▸ **Given problem**: Take every line that has the string "JSON" and copy it out.

▸ **Task material**:
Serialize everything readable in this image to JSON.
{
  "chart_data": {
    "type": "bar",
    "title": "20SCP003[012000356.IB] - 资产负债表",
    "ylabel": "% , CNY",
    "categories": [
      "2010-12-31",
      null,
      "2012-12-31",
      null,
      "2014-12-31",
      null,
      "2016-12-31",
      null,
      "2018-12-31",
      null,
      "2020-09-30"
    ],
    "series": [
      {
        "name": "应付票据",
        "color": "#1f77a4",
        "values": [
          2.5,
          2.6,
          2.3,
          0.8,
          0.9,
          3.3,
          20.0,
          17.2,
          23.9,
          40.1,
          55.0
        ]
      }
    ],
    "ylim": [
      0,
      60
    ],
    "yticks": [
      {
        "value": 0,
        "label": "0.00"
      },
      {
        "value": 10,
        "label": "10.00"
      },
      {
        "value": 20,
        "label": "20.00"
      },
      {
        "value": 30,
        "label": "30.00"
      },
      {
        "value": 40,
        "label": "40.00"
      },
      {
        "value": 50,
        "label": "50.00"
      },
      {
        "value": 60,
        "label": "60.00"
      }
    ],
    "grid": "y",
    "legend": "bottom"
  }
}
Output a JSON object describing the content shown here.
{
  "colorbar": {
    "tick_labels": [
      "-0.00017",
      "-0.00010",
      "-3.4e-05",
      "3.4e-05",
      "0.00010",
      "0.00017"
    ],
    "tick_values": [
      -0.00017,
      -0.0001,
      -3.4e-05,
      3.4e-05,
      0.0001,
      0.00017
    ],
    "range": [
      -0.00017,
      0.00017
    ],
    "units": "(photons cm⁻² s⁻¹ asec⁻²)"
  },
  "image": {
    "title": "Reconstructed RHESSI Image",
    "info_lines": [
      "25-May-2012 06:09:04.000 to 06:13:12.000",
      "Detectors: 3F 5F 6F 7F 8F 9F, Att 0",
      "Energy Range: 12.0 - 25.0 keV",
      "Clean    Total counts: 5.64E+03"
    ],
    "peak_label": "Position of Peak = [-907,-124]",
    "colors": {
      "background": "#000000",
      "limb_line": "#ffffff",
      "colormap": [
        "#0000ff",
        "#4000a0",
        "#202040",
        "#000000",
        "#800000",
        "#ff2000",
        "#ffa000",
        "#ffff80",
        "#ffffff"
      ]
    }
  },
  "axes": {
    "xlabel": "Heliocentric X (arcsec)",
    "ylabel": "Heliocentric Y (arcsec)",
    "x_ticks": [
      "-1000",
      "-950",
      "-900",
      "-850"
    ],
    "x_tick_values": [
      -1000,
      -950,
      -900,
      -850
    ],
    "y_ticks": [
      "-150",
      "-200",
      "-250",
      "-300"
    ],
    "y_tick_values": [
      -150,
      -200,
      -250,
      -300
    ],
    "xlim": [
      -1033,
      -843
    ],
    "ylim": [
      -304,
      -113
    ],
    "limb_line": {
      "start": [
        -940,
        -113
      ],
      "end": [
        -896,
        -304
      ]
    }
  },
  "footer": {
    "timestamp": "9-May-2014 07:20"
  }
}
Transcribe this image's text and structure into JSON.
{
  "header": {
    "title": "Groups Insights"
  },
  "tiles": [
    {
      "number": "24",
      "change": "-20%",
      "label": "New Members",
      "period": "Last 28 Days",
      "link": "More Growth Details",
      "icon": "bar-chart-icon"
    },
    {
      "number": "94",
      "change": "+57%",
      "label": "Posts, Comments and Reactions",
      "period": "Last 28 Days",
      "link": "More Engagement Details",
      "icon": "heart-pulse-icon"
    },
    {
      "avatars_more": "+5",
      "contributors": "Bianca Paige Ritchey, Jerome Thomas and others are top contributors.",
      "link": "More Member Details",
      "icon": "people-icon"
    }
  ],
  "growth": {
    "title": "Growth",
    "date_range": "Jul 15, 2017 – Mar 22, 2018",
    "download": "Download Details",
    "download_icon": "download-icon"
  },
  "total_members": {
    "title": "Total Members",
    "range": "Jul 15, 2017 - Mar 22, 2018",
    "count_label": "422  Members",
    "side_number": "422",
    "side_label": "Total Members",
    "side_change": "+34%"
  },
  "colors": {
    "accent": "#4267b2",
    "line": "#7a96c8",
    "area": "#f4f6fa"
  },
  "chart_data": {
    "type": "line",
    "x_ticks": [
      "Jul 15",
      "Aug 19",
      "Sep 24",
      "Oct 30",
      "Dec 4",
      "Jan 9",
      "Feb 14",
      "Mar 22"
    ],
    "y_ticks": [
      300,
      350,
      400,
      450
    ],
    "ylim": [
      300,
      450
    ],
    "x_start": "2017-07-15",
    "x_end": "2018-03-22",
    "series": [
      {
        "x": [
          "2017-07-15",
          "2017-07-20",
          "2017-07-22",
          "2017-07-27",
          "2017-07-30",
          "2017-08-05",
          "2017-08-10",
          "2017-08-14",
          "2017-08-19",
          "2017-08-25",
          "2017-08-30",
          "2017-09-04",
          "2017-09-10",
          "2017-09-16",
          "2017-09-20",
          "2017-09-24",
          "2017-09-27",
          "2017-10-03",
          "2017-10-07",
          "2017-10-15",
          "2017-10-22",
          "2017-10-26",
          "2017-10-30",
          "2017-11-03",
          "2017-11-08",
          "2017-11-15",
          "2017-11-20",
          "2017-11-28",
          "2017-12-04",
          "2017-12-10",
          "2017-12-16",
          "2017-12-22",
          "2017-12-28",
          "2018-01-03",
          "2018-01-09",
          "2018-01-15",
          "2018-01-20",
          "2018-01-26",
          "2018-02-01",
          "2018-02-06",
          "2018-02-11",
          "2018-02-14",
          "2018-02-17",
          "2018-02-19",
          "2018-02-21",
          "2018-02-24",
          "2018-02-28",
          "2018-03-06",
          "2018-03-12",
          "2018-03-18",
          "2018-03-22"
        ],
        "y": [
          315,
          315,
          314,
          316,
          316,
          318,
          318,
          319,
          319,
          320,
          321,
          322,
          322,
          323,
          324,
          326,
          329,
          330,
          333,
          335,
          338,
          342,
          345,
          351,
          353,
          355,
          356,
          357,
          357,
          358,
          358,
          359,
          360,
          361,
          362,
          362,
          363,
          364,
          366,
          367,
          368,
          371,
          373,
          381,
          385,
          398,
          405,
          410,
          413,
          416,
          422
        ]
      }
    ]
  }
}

▸ **Exercise answer**:
Serialize everything readable in this image to JSON.
Output a JSON object describing the content shown here.
Transcribe this image's text and structure into JSON.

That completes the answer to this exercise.